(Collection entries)
◇ ◇ ◇ ◇ ◇

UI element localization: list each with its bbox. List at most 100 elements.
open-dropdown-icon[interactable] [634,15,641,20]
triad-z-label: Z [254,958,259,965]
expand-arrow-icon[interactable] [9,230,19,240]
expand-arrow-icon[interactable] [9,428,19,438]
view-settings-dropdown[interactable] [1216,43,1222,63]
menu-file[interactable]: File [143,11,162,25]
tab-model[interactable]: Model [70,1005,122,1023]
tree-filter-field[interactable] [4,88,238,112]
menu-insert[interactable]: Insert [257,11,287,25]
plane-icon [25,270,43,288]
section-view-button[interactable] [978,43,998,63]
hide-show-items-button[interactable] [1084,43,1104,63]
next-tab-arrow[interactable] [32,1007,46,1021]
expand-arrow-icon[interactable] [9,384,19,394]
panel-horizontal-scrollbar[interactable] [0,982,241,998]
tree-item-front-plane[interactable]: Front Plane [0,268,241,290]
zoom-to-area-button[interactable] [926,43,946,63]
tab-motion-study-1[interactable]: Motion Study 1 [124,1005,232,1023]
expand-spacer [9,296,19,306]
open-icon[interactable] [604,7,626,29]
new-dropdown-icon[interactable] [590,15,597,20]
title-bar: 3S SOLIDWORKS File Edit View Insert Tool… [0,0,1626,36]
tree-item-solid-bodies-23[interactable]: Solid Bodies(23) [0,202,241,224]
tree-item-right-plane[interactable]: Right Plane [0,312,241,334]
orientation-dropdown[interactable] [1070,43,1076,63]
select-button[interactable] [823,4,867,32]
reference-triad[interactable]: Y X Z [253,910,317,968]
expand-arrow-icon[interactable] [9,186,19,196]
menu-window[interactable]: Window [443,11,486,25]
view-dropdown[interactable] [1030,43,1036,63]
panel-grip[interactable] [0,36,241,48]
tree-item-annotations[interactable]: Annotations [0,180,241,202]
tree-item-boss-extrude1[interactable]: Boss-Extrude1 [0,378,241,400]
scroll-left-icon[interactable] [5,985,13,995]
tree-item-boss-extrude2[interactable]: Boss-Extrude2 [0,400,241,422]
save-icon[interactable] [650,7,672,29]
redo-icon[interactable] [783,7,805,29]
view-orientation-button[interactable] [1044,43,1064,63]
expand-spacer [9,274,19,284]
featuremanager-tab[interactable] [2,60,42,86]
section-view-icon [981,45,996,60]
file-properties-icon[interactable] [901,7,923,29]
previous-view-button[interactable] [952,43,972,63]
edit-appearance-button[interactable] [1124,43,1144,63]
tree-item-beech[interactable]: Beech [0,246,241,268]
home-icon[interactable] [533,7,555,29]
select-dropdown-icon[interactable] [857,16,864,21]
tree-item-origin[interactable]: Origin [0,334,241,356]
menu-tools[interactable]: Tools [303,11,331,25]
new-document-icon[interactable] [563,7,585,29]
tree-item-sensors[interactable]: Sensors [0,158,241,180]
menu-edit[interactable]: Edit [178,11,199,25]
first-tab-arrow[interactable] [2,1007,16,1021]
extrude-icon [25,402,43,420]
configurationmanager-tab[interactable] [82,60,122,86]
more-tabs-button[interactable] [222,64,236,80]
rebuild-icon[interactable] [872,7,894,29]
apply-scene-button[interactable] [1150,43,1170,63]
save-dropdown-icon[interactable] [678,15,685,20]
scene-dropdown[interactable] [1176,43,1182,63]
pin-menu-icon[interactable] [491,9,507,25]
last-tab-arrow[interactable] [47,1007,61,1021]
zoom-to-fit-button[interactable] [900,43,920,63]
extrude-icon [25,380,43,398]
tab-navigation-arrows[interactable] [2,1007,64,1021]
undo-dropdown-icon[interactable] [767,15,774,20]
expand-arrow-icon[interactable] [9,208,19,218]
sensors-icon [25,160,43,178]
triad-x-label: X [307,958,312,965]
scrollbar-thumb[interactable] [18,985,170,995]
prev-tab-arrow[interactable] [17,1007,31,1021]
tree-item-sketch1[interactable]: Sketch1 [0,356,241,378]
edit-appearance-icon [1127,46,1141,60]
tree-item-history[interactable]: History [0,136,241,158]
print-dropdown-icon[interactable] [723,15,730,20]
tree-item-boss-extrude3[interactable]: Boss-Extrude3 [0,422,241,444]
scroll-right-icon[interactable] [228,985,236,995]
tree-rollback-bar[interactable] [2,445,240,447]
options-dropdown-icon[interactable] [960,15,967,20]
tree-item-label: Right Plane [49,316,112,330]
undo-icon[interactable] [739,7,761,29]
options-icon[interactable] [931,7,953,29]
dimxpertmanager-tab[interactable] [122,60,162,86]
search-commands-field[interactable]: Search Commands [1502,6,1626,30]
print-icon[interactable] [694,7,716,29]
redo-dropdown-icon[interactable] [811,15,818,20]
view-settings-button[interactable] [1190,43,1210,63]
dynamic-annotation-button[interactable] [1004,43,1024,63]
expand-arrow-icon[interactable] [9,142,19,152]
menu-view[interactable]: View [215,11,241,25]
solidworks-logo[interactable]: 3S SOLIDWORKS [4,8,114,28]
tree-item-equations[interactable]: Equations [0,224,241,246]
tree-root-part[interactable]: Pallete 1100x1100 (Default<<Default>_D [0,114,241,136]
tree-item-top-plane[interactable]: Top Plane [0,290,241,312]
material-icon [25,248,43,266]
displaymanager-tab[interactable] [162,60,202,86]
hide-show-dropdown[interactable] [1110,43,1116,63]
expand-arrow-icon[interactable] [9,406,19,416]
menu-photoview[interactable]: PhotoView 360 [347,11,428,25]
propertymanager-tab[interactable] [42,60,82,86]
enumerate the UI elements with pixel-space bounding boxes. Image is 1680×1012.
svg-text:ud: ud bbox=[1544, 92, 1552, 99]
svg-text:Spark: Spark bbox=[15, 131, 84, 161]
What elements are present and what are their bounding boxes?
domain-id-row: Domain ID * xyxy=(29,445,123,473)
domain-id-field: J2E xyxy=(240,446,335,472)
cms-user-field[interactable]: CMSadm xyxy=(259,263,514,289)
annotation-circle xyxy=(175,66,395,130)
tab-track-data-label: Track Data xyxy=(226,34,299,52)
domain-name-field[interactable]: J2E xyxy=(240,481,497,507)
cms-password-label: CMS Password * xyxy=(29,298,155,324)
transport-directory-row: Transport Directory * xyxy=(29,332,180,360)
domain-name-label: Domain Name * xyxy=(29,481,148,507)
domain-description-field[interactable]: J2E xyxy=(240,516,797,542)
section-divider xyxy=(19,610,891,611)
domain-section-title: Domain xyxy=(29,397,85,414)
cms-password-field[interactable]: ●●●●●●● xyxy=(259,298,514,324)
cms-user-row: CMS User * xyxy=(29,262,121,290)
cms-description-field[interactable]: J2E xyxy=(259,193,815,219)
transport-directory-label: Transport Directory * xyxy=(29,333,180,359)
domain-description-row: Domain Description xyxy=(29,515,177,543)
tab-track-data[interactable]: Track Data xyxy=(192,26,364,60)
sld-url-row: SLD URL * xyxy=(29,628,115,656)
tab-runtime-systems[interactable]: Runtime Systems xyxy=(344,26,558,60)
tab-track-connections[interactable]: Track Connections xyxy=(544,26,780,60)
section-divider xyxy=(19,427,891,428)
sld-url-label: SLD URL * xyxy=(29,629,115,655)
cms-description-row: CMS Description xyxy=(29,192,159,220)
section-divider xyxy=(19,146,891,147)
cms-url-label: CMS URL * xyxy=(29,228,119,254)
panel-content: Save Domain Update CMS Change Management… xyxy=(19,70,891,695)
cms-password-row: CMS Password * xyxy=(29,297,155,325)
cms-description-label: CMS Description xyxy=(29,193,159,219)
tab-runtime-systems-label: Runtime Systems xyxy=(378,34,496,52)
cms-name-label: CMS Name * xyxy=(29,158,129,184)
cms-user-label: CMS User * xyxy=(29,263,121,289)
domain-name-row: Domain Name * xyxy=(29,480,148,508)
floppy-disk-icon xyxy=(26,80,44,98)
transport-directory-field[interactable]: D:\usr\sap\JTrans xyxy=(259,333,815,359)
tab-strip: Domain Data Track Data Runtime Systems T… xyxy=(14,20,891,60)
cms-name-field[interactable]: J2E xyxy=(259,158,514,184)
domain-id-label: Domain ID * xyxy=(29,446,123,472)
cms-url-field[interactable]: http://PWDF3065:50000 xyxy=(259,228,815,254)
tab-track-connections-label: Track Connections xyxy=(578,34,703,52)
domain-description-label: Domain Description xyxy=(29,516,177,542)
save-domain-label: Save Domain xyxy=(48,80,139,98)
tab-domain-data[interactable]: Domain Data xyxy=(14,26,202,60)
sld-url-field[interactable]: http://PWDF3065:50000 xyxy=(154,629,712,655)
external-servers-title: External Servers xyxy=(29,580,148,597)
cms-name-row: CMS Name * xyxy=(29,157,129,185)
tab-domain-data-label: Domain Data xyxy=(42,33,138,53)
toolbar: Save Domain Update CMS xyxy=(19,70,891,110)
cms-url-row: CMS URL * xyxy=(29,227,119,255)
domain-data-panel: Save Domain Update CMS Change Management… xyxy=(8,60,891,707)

◇ ◇ ◇ ◇ ◇

◆ **Set exercise**:
Quote the entries from the beginning of the entries through the line containing "expand-arrow-icon[interactable] [9,186,19,196]", including both the first line and that line.

◆ **Solution**:
UI element localization: list each with its bbox. List at most 100 elements.
open-dropdown-icon[interactable] [634,15,641,20]
triad-z-label: Z [254,958,259,965]
expand-arrow-icon[interactable] [9,230,19,240]
expand-arrow-icon[interactable] [9,428,19,438]
view-settings-dropdown[interactable] [1216,43,1222,63]
menu-file[interactable]: File [143,11,162,25]
tab-model[interactable]: Model [70,1005,122,1023]
tree-filter-field[interactable] [4,88,238,112]
menu-insert[interactable]: Insert [257,11,287,25]
plane-icon [25,270,43,288]
section-view-button[interactable] [978,43,998,63]
hide-show-items-button[interactable] [1084,43,1104,63]
next-tab-arrow[interactable] [32,1007,46,1021]
expand-arrow-icon[interactable] [9,384,19,394]
panel-horizontal-scrollbar[interactable] [0,982,241,998]
tree-item-front-plane[interactable]: Front Plane [0,268,241,290]
zoom-to-area-button[interactable] [926,43,946,63]
tab-motion-study-1[interactable]: Motion Study 1 [124,1005,232,1023]
expand-spacer [9,296,19,306]
open-icon[interactable] [604,7,626,29]
new-dropdown-icon[interactable] [590,15,597,20]
title-bar: 3S SOLIDWORKS File Edit View Insert Tool… [0,0,1626,36]
tree-item-solid-bodies-23[interactable]: Solid Bodies(23) [0,202,241,224]
tree-item-right-plane[interactable]: Right Plane [0,312,241,334]
orientation-dropdown[interactable] [1070,43,1076,63]
select-button[interactable] [823,4,867,32]
reference-triad[interactable]: Y X Z [253,910,317,968]
expand-arrow-icon[interactable] [9,186,19,196]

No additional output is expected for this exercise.